§ What the task requires:
Repeat the listing that follows, character for character, minus the pictures.
++++++++++++++++++++
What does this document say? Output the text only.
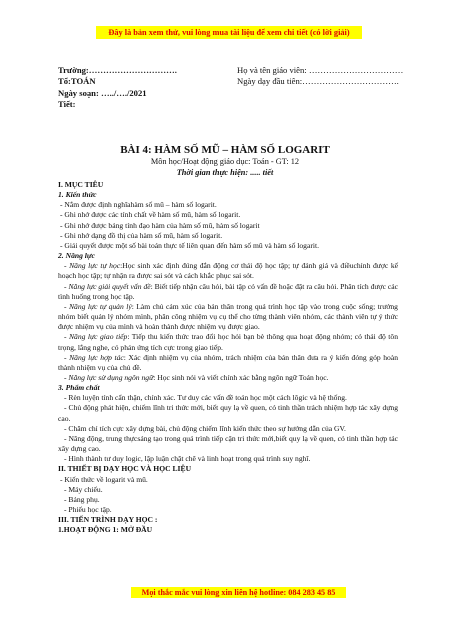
Đây là bản xem thử, vui lòng mua tài liệu để xem chi tiết (có lời giải)
Trường:………………………….
Tổ:TOÁN
Ngày soạn: …../…./2021
Tiết:
Họ và tên giáo viên: ……………………………
Ngày dạy đầu tiên:…………………………….
BÀI 4: HÀM SỐ MŨ – HÀM SỐ LOGARIT
Môn học/Hoạt động giáo dục: Toán - GT: 12
Thời gian thực hiện: ..... tiết

I. MỤC TIÊU

1. Kiến thức

- Nắm được định nghĩahàm số mũ – hàm số logarit.

- Ghi nhớ được các tính chất về hàm số mũ, hàm số logarit.

- Ghi nhớ được bảng tính đạo hàm của hàm số mũ, hàm số logarit

- Ghi nhớ dạng đồ thị của hàm số mũ, hàm số logarit.

- Giải quyết được một số bài toán thực tế liên quan đến hàm số mũ và hàm số logarit.

2. Năng lực

- Năng lực tự học:Học sinh xác định đúng đắn động cơ thái độ học tập; tự đánh giá và điềuchỉnh được kế hoạch học tập; tự nhận ra được sai sót và cách khắc phục sai sót.

- Năng lực giải quyết vấn đề: Biết tiếp nhận câu hỏi, bài tập có vấn đề hoặc đặt ra câu hỏi. Phân tích được các tình huống trong học tập.

- Năng lực tự quản lý: Làm chủ cảm xúc của bản thân trong quá trình học tập vào trong cuộc sống; trưởng nhóm biết quản lý nhóm mình, phân công nhiệm vụ cụ thể cho từng thành viên nhóm, các thành viên tự ý thức được nhiệm vụ của mình và hoàn thành được nhiệm vụ được giao.

- Năng lực giao tiếp: Tiếp thu kiến thức trao đổi học hỏi bạn bè thông qua hoạt động nhóm; có thái độ tôn trọng, lắng nghe, có phản ứng tích cực trong giao tiếp.

- Năng lực hợp tác: Xác định nhiệm vụ của nhóm, trách nhiệm của bản thân đưa ra ý kiến đóng góp hoàn thành nhiệm vụ của chủ đề.

- Năng lực sử dụng ngôn ngữ: Học sinh nói và viết chính xác bằng ngôn ngữ Toán học.

3. Phẩm chất

- Rèn luyện tính cẩn thận, chính xác. Tư duy các vấn đề toán học một cách lôgic và hệ thống.

- Chủ động phát hiện, chiếm lĩnh tri thức mới, biết quy lạ về quen, có tinh thần trách nhiệm hợp tác xây dựng cao.

- Chăm chỉ tích cực xây dựng bài, chủ động chiếm lĩnh kiến thức theo sự hướng dẫn của GV.

- Năng động, trung thựcsáng tạo trong quá trình tiếp cận tri thức mới,biết quy lạ về quen, có tinh thần hợp tác xây dựng cao.

- Hình thành tư duy logic, lập luận chặt chẽ và linh hoạt trong quá trình suy nghĩ.

II. THIẾT BỊ DẠY HỌC VÀ HỌC LIỆU

- Kiến thức về logarit và mũ.

- Máy chiếu.

- Bảng phụ.

- Phiếu học tập.

III. TIẾN TRÌNH DẠY HỌC :

1.HOẠT ĐỘNG 1: MỞ ĐẦU

Mọi thắc mắc vui lòng xin liên hệ hotline: 084 283 45 85
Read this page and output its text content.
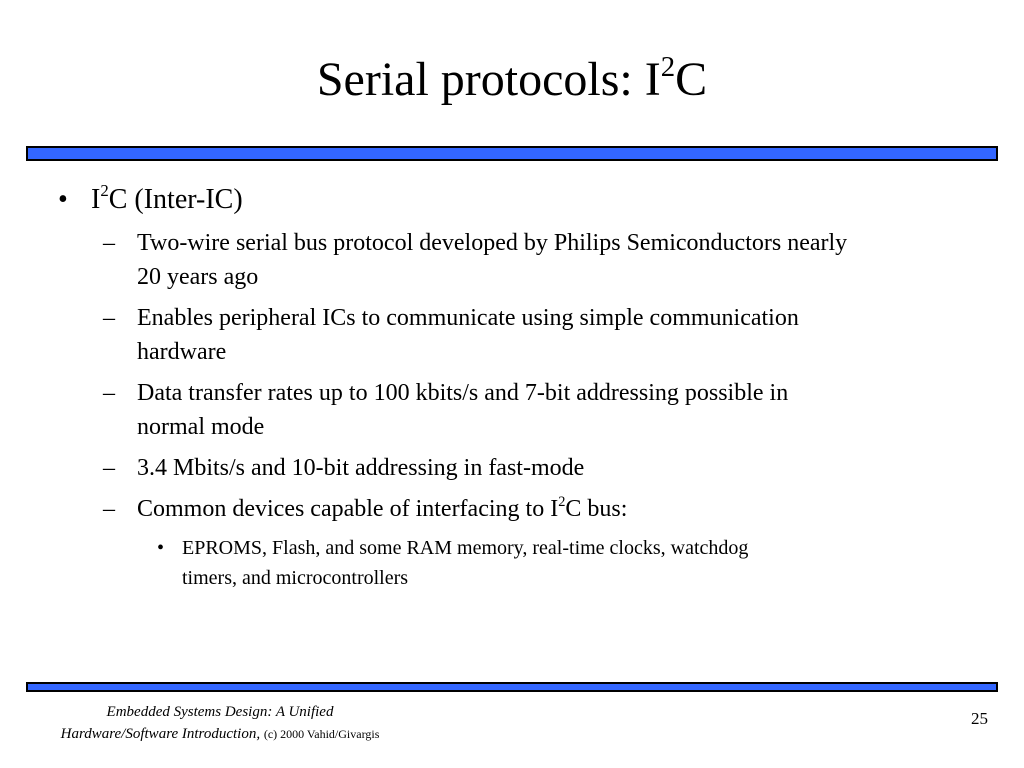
Serial protocols: $I^2C$
• $I^2C$ (Inter-IC)
– Two-wire serial bus protocol developed by Philips Semiconductors nearly
20 years ago
– Enables peripheral ICs to communicate using simple communication
hardware
– Data transfer rates up to 100 kbits/s and 7-bit addressing possible in
normal mode
– 3.4 Mbits/s and 10-bit addressing in fast-mode
– Common devices capable of interfacing to $I^2C$ bus:
• EPROMS, Flash, and some RAM memory, real-time clocks, watchdog
timers, and microcontrollers
Embedded Systems Design: A Unified
Hardware/Software Introduction, (c) 2000 Vahid/Givargis
25
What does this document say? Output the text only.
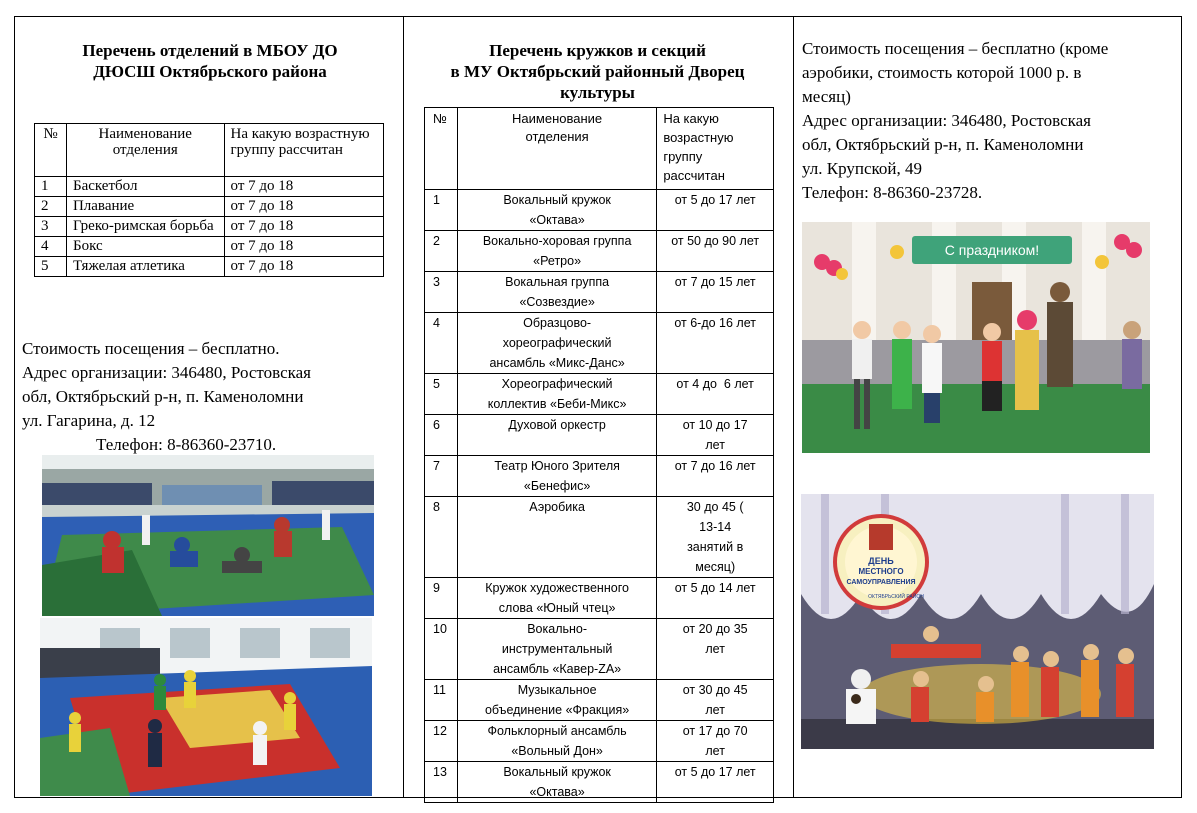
Перечень отделений в МБОУ ДО
ДЮСШ Октябрьского района
№	Наименование отделения	На какую возрастную группу рассчитан
1	Баскетбол	от 7 до 18
2	Плавание	от 7 до 18
3	Греко-римская борьба	от 7 до 18
4	Бокс	от 7 до 18
5	Тяжелая атлетика	от 7 до 18
Стоимость посещения – бесплатно.
Адрес организации: 346480, Ростовская
обл, Октябрьский р-н, п. Каменоломни
ул. Гагарина, д. 12
Телефон: 8-86360-23710.
Перечень кружков и секций
в МУ Октябрьский районный Дворец
культуры
№	Наименование отделения	На какую возрастную группу рассчитан
1	Вокальный кружок «Октава»	от 5 до 17 лет
2	Вокально-хоровая группа «Ретро»	от 50 до 90 лет
3	Вокальная группа «Созвездие»	от 7 до 15 лет
4	Образцово-хореографический ансамбль «Микс-Данс»	от 6-до 16 лет
5	Хореографический коллектив «Беби-Микс»	от 4 до  6 лет
6	Духовой оркестр	от 10 до 17 лет
7	Театр Юного Зрителя «Бенефис»	от 7 до 16 лет
8	Аэробика	30 до 45 ( 13-14 занятий в месяц)
9	Кружок художественного слова «Юный чтец»	от 5 до 14 лет
10	Вокально-инструментальный ансамбль «Кавер-ZA»	от 20 до 35 лет
11	Музыкальное объединение «Фракция»	от 30 до 45 лет
12	Фольклорный ансамбль «Вольный Дон»	от 17 до 70 лет
13	Вокальный кружок «Октава»	от 5 до 17 лет
Стоимость посещения – бесплатно (кроме
аэробики, стоимость которой 1000 р. в
месяц)
Адрес организации: 346480, Ростовская
обл, Октябрьский р-н, п. Каменоломни
ул. Крупской, 49
Телефон: 8-86360-23728.
С праздником!
ДЕНЬ
МЕСТНОГО
САМОУПРАВЛЕНИЯ
ОКТЯБРЬСКИЙ РАЙОН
++++++++++++++++++++
§ Expected answer:
What does this document say? Output the text only.
Đây là bản xem thử, vui lòng mua tài liệu để xem chi tiết (có lời giải)
Trường:………………………….
Tổ:TOÁN
Ngày soạn: …../…./2021
Tiết:
Họ và tên giáo viên: ……………………………
Ngày dạy đầu tiên:…………………………….
BÀI 4: HÀM SỐ MŨ – HÀM SỐ LOGARIT
Môn học/Hoạt động giáo dục: Toán - GT: 12
Thời gian thực hiện: ..... tiết

I. MỤC TIÊU

1. Kiến thức

- Nắm được định nghĩahàm số mũ – hàm số logarit.

- Ghi nhớ được các tính chất về hàm số mũ, hàm số logarit.

- Ghi nhớ được bảng tính đạo hàm của hàm số mũ, hàm số logarit

- Ghi nhớ dạng đồ thị của hàm số mũ, hàm số logarit.

- Giải quyết được một số bài toán thực tế liên quan đến hàm số mũ và hàm số logarit.

2. Năng lực

- Năng lực tự học:Học sinh xác định đúng đắn động cơ thái độ học tập; tự đánh giá và điềuchỉnh được kế hoạch học tập; tự nhận ra được sai sót và cách khắc phục sai sót.

- Năng lực giải quyết vấn đề: Biết tiếp nhận câu hỏi, bài tập có vấn đề hoặc đặt ra câu hỏi. Phân tích được các tình huống trong học tập.

- Năng lực tự quản lý: Làm chủ cảm xúc của bản thân trong quá trình học tập vào trong cuộc sống; trưởng nhóm biết quản lý nhóm mình, phân công nhiệm vụ cụ thể cho từng thành viên nhóm, các thành viên tự ý thức được nhiệm vụ của mình và hoàn thành được nhiệm vụ được giao.

- Năng lực giao tiếp: Tiếp thu kiến thức trao đổi học hỏi bạn bè thông qua hoạt động nhóm; có thái độ tôn trọng, lắng nghe, có phản ứng tích cực trong giao tiếp.

- Năng lực hợp tác: Xác định nhiệm vụ của nhóm, trách nhiệm của bản thân đưa ra ý kiến đóng góp hoàn thành nhiệm vụ của chủ đề.

- Năng lực sử dụng ngôn ngữ: Học sinh nói và viết chính xác bằng ngôn ngữ Toán học.

3. Phẩm chất

- Rèn luyện tính cẩn thận, chính xác. Tư duy các vấn đề toán học một cách lôgic và hệ thống.

- Chủ động phát hiện, chiếm lĩnh tri thức mới, biết quy lạ về quen, có tinh thần trách nhiệm hợp tác xây dựng cao.

- Chăm chỉ tích cực xây dựng bài, chủ động chiếm lĩnh kiến thức theo sự hướng dẫn của GV.

- Năng động, trung thựcsáng tạo trong quá trình tiếp cận tri thức mới,biết quy lạ về quen, có tinh thần hợp tác xây dựng cao.

- Hình thành tư duy logic, lập luận chặt chẽ và linh hoạt trong quá trình suy nghĩ.

II. THIẾT BỊ DẠY HỌC VÀ HỌC LIỆU

- Kiến thức về logarit và mũ.

- Máy chiếu.

- Bảng phụ.

- Phiếu học tập.

III. TIẾN TRÌNH DẠY HỌC :

1.HOẠT ĐỘNG 1: MỞ ĐẦU

Mọi thắc mắc vui lòng xin liên hệ hotline: 084 283 45 85
Read this page and output its text content.
Serial protocols: $I^2C$
• $I^2C$ (Inter-IC)
– Two-wire serial bus protocol developed by Philips Semiconductors nearly
20 years ago
– Enables peripheral ICs to communicate using simple communication
hardware
– Data transfer rates up to 100 kbits/s and 7-bit addressing possible in
normal mode
– 3.4 Mbits/s and 10-bit addressing in fast-mode
– Common devices capable of interfacing to $I^2C$ bus:
• EPROMS, Flash, and some RAM memory, real-time clocks, watchdog
timers, and microcontrollers
Embedded Systems Design: A Unified
Hardware/Software Introduction, (c) 2000 Vahid/Givargis
25
What does this document say? Output the text only.
Перечень отделений в МБОУ ДО
ДЮСШ Октябрьского района
№	Наименование отделения	На какую возрастную группу рассчитан
1	Баскетбол	от 7 до 18
2	Плавание	от 7 до 18
3	Греко-римская борьба	от 7 до 18
4	Бокс	от 7 до 18
5	Тяжелая атлетика	от 7 до 18
Стоимость посещения – бесплатно.
Адрес организации: 346480, Ростовская
обл, Октябрьский р-н, п. Каменоломни
ул. Гагарина, д. 12
Телефон: 8-86360-23710.
Перечень кружков и секций
в МУ Октябрьский районный Дворец
культуры
№	Наименование отделения	На какую возрастную группу рассчитан
1	Вокальный кружок «Октава»	от 5 до 17 лет
2	Вокально-хоровая группа «Ретро»	от 50 до 90 лет
3	Вокальная группа «Созвездие»	от 7 до 15 лет
4	Образцово-хореографический ансамбль «Микс-Данс»	от 6-до 16 лет
5	Хореографический коллектив «Беби-Микс»	от 4 до  6 лет
6	Духовой оркестр	от 10 до 17 лет
7	Театр Юного Зрителя «Бенефис»	от 7 до 16 лет
8	Аэробика	30 до 45 ( 13-14 занятий в месяц)
9	Кружок художественного слова «Юный чтец»	от 5 до 14 лет
10	Вокально-инструментальный ансамбль «Кавер-ZA»	от 20 до 35 лет
11	Музыкальное объединение «Фракция»	от 30 до 45 лет
12	Фольклорный ансамбль «Вольный Дон»	от 17 до 70 лет
13	Вокальный кружок «Октава»	от 5 до 17 лет
Стоимость посещения – бесплатно (кроме
аэробики, стоимость которой 1000 р. в
месяц)
Адрес организации: 346480, Ростовская
обл, Октябрьский р-н, п. Каменоломни
ул. Крупской, 49
Телефон: 8-86360-23728.
С праздником!
ДЕНЬ
МЕСТНОГО
САМОУПРАВЛЕНИЯ
ОКТЯБРЬСКИЙ РАЙОН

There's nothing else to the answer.